#### Exercise objective
Print out each entry below exactly, please.

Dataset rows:
☆ ☆ ☆ ☆ ☆
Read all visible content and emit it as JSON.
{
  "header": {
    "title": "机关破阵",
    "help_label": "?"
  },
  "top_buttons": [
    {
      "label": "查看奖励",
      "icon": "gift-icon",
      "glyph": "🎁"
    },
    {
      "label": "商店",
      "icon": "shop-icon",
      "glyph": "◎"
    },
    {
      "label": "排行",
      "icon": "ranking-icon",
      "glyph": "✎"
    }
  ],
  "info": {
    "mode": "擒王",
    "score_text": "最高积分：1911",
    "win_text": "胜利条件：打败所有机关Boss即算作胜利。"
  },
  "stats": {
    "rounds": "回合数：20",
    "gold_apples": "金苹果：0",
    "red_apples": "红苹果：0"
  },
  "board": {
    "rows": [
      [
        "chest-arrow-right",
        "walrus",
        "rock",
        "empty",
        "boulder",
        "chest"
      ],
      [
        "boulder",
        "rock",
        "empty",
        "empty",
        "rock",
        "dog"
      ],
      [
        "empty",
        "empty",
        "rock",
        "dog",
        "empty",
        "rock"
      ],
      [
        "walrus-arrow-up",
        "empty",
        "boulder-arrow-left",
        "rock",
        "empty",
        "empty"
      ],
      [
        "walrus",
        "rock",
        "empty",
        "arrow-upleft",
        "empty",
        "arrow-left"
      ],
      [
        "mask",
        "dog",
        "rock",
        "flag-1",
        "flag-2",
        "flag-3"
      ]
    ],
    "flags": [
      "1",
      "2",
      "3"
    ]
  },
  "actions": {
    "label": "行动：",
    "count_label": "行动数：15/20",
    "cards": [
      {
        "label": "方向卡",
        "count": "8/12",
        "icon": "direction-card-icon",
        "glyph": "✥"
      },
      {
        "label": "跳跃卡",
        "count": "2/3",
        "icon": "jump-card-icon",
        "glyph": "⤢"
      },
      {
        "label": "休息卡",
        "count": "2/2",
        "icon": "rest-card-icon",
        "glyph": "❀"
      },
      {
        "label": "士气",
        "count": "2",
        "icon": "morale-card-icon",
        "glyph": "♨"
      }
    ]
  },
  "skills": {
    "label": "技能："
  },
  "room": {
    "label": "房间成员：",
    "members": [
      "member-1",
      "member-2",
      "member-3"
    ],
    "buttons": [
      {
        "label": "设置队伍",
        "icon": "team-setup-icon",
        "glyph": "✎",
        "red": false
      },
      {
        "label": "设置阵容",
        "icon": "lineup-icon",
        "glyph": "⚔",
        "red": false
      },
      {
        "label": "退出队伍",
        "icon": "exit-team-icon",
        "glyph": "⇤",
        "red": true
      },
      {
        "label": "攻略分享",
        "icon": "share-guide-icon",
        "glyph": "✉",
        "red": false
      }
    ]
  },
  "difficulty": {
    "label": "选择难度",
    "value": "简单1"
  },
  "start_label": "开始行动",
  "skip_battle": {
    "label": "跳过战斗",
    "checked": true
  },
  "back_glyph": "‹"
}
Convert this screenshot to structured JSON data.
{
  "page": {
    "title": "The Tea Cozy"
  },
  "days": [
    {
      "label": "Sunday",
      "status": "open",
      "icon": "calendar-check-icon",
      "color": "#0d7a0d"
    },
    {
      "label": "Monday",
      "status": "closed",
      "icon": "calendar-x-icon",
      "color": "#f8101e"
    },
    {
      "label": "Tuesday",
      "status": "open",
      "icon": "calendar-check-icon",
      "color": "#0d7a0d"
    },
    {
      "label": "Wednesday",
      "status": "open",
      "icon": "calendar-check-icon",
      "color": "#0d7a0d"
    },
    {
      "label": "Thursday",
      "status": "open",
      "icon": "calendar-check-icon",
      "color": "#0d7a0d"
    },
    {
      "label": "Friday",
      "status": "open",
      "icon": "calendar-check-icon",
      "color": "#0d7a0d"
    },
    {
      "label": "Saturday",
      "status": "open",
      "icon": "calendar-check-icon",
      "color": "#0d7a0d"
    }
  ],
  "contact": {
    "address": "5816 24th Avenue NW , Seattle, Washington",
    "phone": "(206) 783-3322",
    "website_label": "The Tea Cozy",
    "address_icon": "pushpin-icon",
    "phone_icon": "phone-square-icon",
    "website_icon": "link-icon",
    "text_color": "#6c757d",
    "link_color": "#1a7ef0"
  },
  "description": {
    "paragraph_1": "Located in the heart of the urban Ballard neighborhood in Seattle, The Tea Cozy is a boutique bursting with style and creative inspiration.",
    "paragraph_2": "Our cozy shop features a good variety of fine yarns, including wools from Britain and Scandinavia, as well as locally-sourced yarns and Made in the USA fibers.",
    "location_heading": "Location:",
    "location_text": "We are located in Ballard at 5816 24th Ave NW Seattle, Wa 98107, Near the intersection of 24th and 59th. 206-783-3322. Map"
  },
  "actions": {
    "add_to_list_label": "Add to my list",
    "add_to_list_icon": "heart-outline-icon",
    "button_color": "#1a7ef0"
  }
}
☆ ☆ ☆ ☆ ☆
#### Result of the exercise
Read all visible content and emit it as JSON.
{
  "header": {
    "title": "机关破阵",
    "help_label": "?"
  },
  "top_buttons": [
    {
      "label": "查看奖励",
      "icon": "gift-icon",
      "glyph": "🎁"
    },
    {
      "label": "商店",
      "icon": "shop-icon",
      "glyph": "◎"
    },
    {
      "label": "排行",
      "icon": "ranking-icon",
      "glyph": "✎"
    }
  ],
  "info": {
    "mode": "擒王",
    "score_text": "最高积分：1911",
    "win_text": "胜利条件：打败所有机关Boss即算作胜利。"
  },
  "stats": {
    "rounds": "回合数：20",
    "gold_apples": "金苹果：0",
    "red_apples": "红苹果：0"
  },
  "board": {
    "rows": [
      [
        "chest-arrow-right",
        "walrus",
        "rock",
        "empty",
        "boulder",
        "chest"
      ],
      [
        "boulder",
        "rock",
        "empty",
        "empty",
        "rock",
        "dog"
      ],
      [
        "empty",
        "empty",
        "rock",
        "dog",
        "empty",
        "rock"
      ],
      [
        "walrus-arrow-up",
        "empty",
        "boulder-arrow-left",
        "rock",
        "empty",
        "empty"
      ],
      [
        "walrus",
        "rock",
        "empty",
        "arrow-upleft",
        "empty",
        "arrow-left"
      ],
      [
        "mask",
        "dog",
        "rock",
        "flag-1",
        "flag-2",
        "flag-3"
      ]
    ],
    "flags": [
      "1",
      "2",
      "3"
    ]
  },
  "actions": {
    "label": "行动：",
    "count_label": "行动数：15/20",
    "cards": [
      {
        "label": "方向卡",
        "count": "8/12",
        "icon": "direction-card-icon",
        "glyph": "✥"
      },
      {
        "label": "跳跃卡",
        "count": "2/3",
        "icon": "jump-card-icon",
        "glyph": "⤢"
      },
      {
        "label": "休息卡",
        "count": "2/2",
        "icon": "rest-card-icon",
        "glyph": "❀"
      },
      {
        "label": "士气",
        "count": "2",
        "icon": "morale-card-icon",
        "glyph": "♨"
      }
    ]
  },
  "skills": {
    "label": "技能："
  },
  "room": {
    "label": "房间成员：",
    "members": [
      "member-1",
      "member-2",
      "member-3"
    ],
    "buttons": [
      {
        "label": "设置队伍",
        "icon": "team-setup-icon",
        "glyph": "✎",
        "red": false
      },
      {
        "label": "设置阵容",
        "icon": "lineup-icon",
        "glyph": "⚔",
        "red": false
      },
      {
        "label": "退出队伍",
        "icon": "exit-team-icon",
        "glyph": "⇤",
        "red": true
      },
      {
        "label": "攻略分享",
        "icon": "share-guide-icon",
        "glyph": "✉",
        "red": false
      }
    ]
  },
  "difficulty": {
    "label": "选择难度",
    "value": "简单1"
  },
  "start_label": "开始行动",
  "skip_battle": {
    "label": "跳过战斗",
    "checked": true
  },
  "back_glyph": "‹"
}
Convert this screenshot to structured JSON data.
{
  "page": {
    "title": "The Tea Cozy"
  },
  "days": [
    {
      "label": "Sunday",
      "status": "open",
      "icon": "calendar-check-icon",
      "color": "#0d7a0d"
    },
    {
      "label": "Monday",
      "status": "closed",
      "icon": "calendar-x-icon",
      "color": "#f8101e"
    },
    {
      "label": "Tuesday",
      "status": "open",
      "icon": "calendar-check-icon",
      "color": "#0d7a0d"
    },
    {
      "label": "Wednesday",
      "status": "open",
      "icon": "calendar-check-icon",
      "color": "#0d7a0d"
    },
    {
      "label": "Thursday",
      "status": "open",
      "icon": "calendar-check-icon",
      "color": "#0d7a0d"
    },
    {
      "label": "Friday",
      "status": "open",
      "icon": "calendar-check-icon",
      "color": "#0d7a0d"
    },
    {
      "label": "Saturday",
      "status": "open",
      "icon": "calendar-check-icon",
      "color": "#0d7a0d"
    }
  ],
  "contact": {
    "address": "5816 24th Avenue NW , Seattle, Washington",
    "phone": "(206) 783-3322",
    "website_label": "The Tea Cozy",
    "address_icon": "pushpin-icon",
    "phone_icon": "phone-square-icon",
    "website_icon": "link-icon",
    "text_color": "#6c757d",
    "link_color": "#1a7ef0"
  },
  "description": {
    "paragraph_1": "Located in the heart of the urban Ballard neighborhood in Seattle, The Tea Cozy is a boutique bursting with style and creative inspiration.",
    "paragraph_2": "Our cozy shop features a good variety of fine yarns, including wools from Britain and Scandinavia, as well as locally-sourced yarns and Made in the USA fibers.",
    "location_heading": "Location:",
    "location_text": "We are located in Ballard at 5816 24th Ave NW Seattle, Wa 98107, Near the intersection of 24th and 59th. 206-783-3322. Map"
  },
  "actions": {
    "add_to_list_label": "Add to my list",
    "add_to_list_icon": "heart-outline-icon",
    "button_color": "#1a7ef0"
  }
}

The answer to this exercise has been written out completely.